:: What this task involves ::
In the entries, find all lines that hold the word "events" and copy them.

Excerpt from a dataset
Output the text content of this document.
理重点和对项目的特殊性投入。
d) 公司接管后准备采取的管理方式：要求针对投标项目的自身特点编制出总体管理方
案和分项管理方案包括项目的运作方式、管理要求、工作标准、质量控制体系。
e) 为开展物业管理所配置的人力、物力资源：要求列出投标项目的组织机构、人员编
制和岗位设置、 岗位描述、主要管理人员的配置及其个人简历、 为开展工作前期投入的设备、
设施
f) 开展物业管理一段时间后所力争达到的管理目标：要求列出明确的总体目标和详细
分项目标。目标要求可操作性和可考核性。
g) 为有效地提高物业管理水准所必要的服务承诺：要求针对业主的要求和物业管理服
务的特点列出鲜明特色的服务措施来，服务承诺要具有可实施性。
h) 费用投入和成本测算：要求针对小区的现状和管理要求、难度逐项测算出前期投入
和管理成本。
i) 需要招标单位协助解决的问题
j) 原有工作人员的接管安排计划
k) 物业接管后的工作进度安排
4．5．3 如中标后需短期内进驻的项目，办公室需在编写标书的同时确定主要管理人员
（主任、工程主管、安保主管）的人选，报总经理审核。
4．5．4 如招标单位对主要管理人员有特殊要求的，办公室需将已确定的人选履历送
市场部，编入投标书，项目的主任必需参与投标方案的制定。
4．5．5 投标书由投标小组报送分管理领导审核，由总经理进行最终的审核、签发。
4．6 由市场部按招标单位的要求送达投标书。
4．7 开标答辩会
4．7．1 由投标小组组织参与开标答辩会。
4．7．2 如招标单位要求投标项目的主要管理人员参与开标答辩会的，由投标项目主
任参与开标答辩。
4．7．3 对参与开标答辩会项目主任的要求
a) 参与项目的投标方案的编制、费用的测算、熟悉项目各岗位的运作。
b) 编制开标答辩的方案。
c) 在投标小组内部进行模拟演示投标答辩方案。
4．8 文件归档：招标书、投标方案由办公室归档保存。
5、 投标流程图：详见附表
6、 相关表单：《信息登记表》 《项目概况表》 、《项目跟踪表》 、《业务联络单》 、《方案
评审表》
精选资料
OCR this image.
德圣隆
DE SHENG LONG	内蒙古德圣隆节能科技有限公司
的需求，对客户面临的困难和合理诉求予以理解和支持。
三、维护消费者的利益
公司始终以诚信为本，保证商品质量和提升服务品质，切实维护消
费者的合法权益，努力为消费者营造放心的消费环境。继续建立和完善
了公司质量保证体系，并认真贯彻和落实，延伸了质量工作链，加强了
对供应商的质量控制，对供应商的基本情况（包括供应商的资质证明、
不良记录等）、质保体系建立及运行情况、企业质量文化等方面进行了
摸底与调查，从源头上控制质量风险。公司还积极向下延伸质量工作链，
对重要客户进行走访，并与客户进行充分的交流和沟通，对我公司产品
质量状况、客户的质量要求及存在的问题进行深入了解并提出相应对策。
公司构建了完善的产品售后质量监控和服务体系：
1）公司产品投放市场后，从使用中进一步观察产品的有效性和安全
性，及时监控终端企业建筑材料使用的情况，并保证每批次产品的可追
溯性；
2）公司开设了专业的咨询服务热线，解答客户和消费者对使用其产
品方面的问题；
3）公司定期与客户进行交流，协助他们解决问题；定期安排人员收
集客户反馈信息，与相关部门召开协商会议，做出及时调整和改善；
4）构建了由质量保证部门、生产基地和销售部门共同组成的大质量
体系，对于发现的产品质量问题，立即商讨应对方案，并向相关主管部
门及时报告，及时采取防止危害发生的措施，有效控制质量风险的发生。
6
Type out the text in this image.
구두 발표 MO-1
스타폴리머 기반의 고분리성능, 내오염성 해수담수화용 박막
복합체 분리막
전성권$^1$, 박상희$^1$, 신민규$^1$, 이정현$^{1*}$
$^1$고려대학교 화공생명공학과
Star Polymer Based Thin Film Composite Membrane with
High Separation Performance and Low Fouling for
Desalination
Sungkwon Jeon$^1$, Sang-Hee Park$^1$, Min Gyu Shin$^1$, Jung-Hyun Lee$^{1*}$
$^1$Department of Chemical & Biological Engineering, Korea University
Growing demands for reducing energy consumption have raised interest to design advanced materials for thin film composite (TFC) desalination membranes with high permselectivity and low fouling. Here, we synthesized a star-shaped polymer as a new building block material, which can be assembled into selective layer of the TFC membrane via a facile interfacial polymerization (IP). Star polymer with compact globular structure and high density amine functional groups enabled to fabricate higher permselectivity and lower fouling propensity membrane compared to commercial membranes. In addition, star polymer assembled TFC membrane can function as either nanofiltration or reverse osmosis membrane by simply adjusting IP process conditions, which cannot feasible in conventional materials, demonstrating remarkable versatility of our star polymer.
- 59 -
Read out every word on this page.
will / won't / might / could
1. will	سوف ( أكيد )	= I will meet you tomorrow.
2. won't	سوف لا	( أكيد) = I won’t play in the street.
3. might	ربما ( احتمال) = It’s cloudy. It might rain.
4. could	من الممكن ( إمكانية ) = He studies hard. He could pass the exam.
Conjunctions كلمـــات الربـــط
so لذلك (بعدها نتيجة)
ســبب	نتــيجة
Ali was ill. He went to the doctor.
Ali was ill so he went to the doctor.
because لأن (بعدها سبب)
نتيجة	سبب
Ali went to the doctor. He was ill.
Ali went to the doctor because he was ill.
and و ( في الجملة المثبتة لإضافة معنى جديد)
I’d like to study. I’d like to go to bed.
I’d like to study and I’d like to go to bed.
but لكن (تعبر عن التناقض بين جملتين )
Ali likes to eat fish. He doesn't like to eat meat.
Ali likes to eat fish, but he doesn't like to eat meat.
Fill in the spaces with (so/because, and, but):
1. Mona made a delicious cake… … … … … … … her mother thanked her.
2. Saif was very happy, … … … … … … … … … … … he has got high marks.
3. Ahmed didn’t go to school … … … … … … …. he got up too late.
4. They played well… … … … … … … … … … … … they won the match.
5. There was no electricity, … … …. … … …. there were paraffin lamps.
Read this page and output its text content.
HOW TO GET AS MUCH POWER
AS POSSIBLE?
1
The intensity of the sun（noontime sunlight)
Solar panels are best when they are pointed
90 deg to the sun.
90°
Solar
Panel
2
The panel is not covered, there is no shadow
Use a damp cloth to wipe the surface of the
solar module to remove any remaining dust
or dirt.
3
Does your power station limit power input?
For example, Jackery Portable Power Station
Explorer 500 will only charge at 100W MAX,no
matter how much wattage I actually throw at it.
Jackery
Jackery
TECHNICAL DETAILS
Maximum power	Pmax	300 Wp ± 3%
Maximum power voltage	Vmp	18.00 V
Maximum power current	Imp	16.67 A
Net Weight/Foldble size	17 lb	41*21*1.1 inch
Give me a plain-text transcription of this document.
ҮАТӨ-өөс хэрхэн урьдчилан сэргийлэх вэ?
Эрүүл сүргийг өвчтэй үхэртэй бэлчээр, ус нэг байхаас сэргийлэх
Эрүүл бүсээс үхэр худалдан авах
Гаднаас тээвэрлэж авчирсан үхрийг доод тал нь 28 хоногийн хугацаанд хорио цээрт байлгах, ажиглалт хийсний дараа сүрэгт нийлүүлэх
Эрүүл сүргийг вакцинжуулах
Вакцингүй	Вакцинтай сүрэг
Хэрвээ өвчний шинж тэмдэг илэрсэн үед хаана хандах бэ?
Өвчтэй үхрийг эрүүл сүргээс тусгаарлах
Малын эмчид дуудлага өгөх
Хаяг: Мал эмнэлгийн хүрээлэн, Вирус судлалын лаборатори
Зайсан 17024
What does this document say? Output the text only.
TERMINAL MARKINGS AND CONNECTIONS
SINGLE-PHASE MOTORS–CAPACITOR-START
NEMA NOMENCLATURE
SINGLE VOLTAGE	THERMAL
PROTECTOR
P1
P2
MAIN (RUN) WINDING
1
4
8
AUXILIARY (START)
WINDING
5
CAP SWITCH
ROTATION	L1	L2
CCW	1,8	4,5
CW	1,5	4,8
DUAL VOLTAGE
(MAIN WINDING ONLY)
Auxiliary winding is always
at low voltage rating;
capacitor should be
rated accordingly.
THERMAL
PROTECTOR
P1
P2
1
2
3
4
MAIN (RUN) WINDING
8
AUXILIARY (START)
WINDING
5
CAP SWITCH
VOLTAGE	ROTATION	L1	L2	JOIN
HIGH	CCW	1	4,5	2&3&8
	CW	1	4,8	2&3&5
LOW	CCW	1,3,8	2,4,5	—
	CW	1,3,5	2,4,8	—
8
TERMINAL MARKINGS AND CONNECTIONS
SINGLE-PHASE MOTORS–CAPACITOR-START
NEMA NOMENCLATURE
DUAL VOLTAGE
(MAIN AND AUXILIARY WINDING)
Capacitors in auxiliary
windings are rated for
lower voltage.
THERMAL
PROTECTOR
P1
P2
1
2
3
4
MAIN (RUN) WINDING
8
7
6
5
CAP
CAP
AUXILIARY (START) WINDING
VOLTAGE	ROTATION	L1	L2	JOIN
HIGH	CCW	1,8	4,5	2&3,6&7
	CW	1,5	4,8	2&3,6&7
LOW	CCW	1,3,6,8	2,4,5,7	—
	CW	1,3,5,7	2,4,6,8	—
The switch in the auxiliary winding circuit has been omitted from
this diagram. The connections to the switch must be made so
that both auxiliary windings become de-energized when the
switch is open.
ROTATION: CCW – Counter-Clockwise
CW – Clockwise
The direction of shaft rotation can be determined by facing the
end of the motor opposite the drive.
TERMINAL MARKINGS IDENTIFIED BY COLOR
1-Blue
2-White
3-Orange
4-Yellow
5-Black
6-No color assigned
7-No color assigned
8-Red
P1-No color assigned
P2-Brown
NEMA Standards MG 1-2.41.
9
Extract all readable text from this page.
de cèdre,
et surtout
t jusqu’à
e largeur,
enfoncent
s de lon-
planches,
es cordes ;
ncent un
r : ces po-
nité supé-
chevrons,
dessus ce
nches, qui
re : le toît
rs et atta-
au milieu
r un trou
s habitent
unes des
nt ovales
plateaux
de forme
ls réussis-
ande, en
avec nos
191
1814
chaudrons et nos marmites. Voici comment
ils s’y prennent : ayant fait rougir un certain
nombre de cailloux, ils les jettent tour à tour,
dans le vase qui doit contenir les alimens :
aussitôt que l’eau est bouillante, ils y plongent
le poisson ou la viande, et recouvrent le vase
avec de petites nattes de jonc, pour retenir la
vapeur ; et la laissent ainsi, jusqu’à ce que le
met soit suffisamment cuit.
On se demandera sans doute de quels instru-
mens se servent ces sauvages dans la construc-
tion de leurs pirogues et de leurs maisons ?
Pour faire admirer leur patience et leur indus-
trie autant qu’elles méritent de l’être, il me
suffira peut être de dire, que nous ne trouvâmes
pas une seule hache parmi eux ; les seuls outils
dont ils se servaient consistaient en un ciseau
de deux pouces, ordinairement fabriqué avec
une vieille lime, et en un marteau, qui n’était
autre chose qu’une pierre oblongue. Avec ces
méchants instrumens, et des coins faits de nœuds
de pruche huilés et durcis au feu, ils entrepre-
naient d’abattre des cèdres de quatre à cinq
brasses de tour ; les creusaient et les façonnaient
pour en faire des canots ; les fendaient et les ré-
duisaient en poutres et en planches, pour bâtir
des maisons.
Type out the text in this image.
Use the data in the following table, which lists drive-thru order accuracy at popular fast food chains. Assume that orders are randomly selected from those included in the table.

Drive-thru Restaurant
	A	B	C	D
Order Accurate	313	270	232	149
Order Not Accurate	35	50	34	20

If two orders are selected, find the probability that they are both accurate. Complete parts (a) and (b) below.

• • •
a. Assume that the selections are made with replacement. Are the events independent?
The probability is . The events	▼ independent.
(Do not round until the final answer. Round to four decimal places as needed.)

:: Problem solution ::
a. Assume that the selections are made with replacement. Are the events independent?
The probability is . The events	▼ independent.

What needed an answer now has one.